What is expected »
Starting at the line that contains "What text is on this page?", quote each line exactly through the last line of the entries, both included.

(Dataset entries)
..............................

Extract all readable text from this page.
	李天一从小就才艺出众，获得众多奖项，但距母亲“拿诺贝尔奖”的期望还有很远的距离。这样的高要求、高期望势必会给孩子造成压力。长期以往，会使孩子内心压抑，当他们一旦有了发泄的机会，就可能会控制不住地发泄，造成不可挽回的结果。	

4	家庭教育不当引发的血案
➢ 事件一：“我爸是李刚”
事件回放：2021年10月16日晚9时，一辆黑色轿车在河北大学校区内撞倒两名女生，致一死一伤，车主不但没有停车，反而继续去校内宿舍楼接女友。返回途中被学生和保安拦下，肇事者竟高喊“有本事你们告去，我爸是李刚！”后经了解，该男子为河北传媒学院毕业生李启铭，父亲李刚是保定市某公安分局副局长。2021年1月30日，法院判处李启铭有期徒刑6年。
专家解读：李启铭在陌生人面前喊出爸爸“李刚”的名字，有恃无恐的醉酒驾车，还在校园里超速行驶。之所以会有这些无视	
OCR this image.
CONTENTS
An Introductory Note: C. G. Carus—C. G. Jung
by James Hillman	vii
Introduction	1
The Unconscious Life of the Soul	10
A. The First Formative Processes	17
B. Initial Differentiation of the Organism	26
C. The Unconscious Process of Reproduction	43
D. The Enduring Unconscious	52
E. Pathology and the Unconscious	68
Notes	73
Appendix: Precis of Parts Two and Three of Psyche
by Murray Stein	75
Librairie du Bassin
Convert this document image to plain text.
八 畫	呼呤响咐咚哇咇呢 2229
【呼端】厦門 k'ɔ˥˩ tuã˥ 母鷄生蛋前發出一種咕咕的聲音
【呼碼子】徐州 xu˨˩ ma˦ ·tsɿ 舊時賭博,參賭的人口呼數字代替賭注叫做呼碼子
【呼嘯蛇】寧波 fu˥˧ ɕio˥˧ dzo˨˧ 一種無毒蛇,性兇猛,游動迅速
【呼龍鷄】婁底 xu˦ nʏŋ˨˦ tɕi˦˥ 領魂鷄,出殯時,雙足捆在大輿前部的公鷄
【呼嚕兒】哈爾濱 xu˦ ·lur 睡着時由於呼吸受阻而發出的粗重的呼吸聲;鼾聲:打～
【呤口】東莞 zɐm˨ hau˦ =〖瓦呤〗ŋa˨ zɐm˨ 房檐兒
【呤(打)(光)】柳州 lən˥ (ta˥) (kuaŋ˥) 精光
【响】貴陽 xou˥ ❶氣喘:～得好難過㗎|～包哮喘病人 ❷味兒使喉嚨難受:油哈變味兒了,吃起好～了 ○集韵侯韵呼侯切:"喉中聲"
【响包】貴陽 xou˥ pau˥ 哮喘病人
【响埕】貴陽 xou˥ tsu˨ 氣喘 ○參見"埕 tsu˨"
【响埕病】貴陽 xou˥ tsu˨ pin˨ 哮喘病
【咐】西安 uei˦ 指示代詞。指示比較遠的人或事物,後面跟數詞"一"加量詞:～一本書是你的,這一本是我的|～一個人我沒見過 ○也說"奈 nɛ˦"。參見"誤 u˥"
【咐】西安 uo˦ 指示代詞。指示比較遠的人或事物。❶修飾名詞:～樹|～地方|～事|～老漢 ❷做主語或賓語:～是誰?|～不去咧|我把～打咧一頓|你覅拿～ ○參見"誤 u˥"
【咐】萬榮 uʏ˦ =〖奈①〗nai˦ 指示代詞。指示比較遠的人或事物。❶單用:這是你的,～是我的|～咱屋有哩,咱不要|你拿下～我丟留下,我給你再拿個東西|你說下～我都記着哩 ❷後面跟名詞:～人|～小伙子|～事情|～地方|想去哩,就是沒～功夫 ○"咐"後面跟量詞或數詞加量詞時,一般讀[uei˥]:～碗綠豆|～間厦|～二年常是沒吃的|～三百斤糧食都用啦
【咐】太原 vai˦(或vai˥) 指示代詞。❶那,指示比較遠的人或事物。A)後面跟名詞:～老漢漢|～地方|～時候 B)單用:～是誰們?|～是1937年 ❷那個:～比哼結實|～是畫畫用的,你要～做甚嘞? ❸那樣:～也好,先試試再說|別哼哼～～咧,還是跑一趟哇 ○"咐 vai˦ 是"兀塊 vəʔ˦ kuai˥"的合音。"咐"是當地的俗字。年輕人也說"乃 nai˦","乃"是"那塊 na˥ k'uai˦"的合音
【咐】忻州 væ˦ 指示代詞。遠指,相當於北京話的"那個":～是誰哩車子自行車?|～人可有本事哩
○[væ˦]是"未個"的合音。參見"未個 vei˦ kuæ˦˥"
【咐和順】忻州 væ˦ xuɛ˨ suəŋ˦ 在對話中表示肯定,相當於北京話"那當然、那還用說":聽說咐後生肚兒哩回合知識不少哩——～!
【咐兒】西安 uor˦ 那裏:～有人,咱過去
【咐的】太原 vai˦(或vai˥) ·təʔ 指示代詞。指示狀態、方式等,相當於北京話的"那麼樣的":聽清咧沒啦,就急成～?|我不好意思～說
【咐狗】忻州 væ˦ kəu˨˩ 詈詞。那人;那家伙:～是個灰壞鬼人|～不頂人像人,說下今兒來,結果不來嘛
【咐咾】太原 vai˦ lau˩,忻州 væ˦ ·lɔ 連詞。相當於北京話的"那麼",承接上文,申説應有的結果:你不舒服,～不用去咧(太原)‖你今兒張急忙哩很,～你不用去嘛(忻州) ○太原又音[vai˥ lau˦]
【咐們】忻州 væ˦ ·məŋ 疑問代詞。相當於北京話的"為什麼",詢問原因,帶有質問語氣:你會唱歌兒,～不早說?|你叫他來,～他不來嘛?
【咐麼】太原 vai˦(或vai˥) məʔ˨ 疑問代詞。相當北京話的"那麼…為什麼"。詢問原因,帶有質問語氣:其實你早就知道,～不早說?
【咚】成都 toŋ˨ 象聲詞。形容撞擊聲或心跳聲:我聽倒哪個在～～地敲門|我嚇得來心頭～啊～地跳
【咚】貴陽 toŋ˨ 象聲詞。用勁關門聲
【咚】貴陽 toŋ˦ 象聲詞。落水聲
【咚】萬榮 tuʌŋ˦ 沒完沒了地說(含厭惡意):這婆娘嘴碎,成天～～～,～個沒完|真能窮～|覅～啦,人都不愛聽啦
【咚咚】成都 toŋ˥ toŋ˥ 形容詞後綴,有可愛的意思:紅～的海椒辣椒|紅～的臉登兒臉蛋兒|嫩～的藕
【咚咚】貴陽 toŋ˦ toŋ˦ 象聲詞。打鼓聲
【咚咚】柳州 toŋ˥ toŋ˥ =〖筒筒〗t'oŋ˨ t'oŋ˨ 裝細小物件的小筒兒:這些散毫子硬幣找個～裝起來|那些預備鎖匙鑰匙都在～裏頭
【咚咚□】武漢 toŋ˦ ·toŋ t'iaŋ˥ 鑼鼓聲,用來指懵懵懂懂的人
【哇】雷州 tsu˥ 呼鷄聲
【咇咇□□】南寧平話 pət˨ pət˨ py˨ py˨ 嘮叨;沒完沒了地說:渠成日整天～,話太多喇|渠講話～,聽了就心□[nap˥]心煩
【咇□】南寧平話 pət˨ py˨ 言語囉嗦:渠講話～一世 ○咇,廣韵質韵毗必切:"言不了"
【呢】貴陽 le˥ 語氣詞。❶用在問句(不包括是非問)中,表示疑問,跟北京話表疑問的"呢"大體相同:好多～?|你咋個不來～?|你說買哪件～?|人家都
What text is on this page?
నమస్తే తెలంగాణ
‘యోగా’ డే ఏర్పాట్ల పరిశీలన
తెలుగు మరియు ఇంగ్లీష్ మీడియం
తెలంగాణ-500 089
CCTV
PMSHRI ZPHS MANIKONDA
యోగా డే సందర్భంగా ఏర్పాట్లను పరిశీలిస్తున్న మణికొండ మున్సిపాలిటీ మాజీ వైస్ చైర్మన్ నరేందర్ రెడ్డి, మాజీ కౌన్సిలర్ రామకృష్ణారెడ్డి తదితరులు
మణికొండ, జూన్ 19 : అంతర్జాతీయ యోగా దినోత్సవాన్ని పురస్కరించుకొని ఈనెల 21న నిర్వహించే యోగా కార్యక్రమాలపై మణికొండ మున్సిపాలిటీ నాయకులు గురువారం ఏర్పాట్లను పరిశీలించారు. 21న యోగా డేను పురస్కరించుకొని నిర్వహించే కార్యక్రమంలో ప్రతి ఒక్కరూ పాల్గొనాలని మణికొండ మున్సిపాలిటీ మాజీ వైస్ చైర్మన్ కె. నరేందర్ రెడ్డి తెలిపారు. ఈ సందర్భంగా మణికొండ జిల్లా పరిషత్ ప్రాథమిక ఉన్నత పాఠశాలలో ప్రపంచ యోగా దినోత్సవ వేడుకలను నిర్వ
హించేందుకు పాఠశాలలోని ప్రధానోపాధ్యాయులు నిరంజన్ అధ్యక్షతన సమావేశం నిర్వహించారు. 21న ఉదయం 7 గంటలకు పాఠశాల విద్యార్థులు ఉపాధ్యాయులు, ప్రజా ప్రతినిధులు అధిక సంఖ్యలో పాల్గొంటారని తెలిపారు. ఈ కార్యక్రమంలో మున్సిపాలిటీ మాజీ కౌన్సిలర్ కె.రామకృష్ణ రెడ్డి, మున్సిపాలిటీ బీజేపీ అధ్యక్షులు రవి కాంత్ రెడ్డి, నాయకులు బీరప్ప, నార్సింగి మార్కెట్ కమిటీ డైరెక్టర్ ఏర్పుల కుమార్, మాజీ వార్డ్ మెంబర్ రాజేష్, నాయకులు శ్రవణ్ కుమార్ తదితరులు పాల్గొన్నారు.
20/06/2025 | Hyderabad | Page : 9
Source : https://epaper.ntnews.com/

..............................

Complete answer »
What text is on this page?
నమస్తే తెలంగాణ
‘యోగా’ డే ఏర్పాట్ల పరిశీలన
తెలుగు మరియు ఇంగ్లీష్ మీడియం
తెలంగాణ-500 089
CCTV
PMSHRI ZPHS MANIKONDA
యోగా డే సందర్భంగా ఏర్పాట్లను పరిశీలిస్తున్న మణికొండ మున్సిపాలిటీ మాజీ వైస్ చైర్మన్ నరేందర్ రెడ్డి, మాజీ కౌన్సిలర్ రామకృష్ణారెడ్డి తదితరులు
మణికొండ, జూన్ 19 : అంతర్జాతీయ యోగా దినోత్సవాన్ని పురస్కరించుకొని ఈనెల 21న నిర్వహించే యోగా కార్యక్రమాలపై మణికొండ మున్సిపాలిటీ నాయకులు గురువారం ఏర్పాట్లను పరిశీలించారు. 21న యోగా డేను పురస్కరించుకొని నిర్వహించే కార్యక్రమంలో ప్రతి ఒక్కరూ పాల్గొనాలని మణికొండ మున్సిపాలిటీ మాజీ వైస్ చైర్మన్ కె. నరేందర్ రెడ్డి తెలిపారు. ఈ సందర్భంగా మణికొండ జిల్లా పరిషత్ ప్రాథమిక ఉన్నత పాఠశాలలో ప్రపంచ యోగా దినోత్సవ వేడుకలను నిర్వ
హించేందుకు పాఠశాలలోని ప్రధానోపాధ్యాయులు నిరంజన్ అధ్యక్షతన సమావేశం నిర్వహించారు. 21న ఉదయం 7 గంటలకు పాఠశాల విద్యార్థులు ఉపాధ్యాయులు, ప్రజా ప్రతినిధులు అధిక సంఖ్యలో పాల్గొంటారని తెలిపారు. ఈ కార్యక్రమంలో మున్సిపాలిటీ మాజీ కౌన్సిలర్ కె.రామకృష్ణ రెడ్డి, మున్సిపాలిటీ బీజేపీ అధ్యక్షులు రవి కాంత్ రెడ్డి, నాయకులు బీరప్ప, నార్సింగి మార్కెట్ కమిటీ డైరెక్టర్ ఏర్పుల కుమార్, మాజీ వార్డ్ మెంబర్ రాజేష్, నాయకులు శ్రవణ్ కుమార్ తదితరులు పాల్గొన్నారు.
20/06/2025 | Hyderabad | Page : 9
Source : https://epaper.ntnews.com/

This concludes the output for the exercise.